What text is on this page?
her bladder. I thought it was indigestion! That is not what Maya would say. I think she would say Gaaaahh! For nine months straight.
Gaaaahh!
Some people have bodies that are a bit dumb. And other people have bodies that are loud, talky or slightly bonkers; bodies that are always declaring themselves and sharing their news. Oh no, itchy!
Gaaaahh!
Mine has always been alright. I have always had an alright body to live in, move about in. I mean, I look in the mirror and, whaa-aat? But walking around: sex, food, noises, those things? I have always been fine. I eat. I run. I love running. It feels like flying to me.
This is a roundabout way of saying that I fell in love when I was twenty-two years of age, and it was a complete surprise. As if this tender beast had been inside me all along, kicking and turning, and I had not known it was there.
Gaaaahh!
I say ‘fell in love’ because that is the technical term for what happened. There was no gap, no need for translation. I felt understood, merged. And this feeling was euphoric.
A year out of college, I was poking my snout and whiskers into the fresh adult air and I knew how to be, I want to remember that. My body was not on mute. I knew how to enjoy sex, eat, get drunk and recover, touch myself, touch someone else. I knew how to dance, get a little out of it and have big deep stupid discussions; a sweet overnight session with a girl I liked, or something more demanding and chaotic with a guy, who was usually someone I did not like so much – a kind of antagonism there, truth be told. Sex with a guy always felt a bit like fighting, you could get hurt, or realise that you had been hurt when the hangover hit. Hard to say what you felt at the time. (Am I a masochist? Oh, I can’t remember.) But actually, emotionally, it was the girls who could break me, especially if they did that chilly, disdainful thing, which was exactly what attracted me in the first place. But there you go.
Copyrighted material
= = = = =
DIRECTIONS FOR THIS TASK:
Go through the data and return every record exactly.

ANSWER:
What text is on this page?
her bladder. I thought it was indigestion! That is not what Maya would say. I think she would say Gaaaahh! For nine months straight.
Gaaaahh!
Some people have bodies that are a bit dumb. And other people have bodies that are loud, talky or slightly bonkers; bodies that are always declaring themselves and sharing their news. Oh no, itchy!
Gaaaahh!
Mine has always been alright. I have always had an alright body to live in, move about in. I mean, I look in the mirror and, whaa-aat? But walking around: sex, food, noises, those things? I have always been fine. I eat. I run. I love running. It feels like flying to me.
This is a roundabout way of saying that I fell in love when I was twenty-two years of age, and it was a complete surprise. As if this tender beast had been inside me all along, kicking and turning, and I had not known it was there.
Gaaaahh!
I say ‘fell in love’ because that is the technical term for what happened. There was no gap, no need for translation. I felt understood, merged. And this feeling was euphoric.
A year out of college, I was poking my snout and whiskers into the fresh adult air and I knew how to be, I want to remember that. My body was not on mute. I knew how to enjoy sex, eat, get drunk and recover, touch myself, touch someone else. I knew how to dance, get a little out of it and have big deep stupid discussions; a sweet overnight session with a girl I liked, or something more demanding and chaotic with a guy, who was usually someone I did not like so much – a kind of antagonism there, truth be told. Sex with a guy always felt a bit like fighting, you could get hurt, or realise that you had been hurt when the hangover hit. Hard to say what you felt at the time. (Am I a masochist? Oh, I can’t remember.) But actually, emotionally, it was the girls who could break me, especially if they did that chilly, disdainful thing, which was exactly what attracted me in the first place. But there you go.
Copyrighted material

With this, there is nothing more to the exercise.